• [DIRECTION]:
Give the material from its first line through the line containing "colorbar-tick-label: 1000 bbox=[1398, 1006, 1456, 1036]" as a Markdown table with the columns No. and Text, one numbered row per line and blank lines left out.
===== DATASET RECORDS =====
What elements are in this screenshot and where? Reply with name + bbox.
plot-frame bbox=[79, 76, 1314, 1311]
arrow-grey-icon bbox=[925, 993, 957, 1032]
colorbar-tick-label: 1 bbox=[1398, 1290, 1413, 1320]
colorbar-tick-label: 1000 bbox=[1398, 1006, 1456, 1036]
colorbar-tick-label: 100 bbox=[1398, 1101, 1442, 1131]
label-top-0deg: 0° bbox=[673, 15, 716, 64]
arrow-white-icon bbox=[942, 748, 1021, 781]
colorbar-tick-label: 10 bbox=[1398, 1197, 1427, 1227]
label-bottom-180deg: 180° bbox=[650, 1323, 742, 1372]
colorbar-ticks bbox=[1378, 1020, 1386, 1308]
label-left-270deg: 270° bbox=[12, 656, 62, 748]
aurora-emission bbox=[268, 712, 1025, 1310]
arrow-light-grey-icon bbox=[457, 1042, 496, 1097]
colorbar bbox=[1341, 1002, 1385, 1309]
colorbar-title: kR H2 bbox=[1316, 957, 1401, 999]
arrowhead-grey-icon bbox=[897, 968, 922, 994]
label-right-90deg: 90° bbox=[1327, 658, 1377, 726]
=====
• [SOLUTION TO THE PROBLEM]:
| No. | Text |
|---|---|
| 1 | What elements are in this screenshot and where? Reply with name + bbox. |
| 2 | plot-frame bbox=[79, 76, 1314, 1311] |
| 3 | arrow-grey-icon bbox=[925, 993, 957, 1032] |
| 4 | colorbar-tick-label: 1 bbox=[1398, 1290, 1413, 1320] |
| 5 | colorbar-tick-label: 1000 bbox=[1398, 1006, 1456, 1036] |